Records provided:
* begin *

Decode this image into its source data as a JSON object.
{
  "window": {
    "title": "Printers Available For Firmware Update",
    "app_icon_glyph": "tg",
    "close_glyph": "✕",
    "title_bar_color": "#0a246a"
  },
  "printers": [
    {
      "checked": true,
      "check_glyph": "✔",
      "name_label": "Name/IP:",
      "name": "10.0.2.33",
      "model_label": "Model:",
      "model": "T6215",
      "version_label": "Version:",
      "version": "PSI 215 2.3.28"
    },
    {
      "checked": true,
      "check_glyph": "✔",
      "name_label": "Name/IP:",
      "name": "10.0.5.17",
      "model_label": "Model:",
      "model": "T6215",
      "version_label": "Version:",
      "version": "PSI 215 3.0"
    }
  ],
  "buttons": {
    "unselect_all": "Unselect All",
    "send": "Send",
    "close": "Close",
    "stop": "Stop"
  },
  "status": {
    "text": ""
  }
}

* end *
* begin *

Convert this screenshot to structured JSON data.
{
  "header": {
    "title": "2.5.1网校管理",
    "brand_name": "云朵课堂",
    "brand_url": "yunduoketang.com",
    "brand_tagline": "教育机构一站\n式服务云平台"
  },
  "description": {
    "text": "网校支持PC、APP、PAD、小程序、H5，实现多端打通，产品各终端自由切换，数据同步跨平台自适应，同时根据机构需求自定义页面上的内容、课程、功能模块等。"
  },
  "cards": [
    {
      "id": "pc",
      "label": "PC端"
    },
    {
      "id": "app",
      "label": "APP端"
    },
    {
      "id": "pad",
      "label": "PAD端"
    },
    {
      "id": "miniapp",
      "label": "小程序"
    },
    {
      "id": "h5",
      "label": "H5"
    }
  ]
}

* end *

Read through the entries and copy every line that includes "this".

Task output:
Decode this image into its source data as a JSON object.
Convert this screenshot to structured JSON data.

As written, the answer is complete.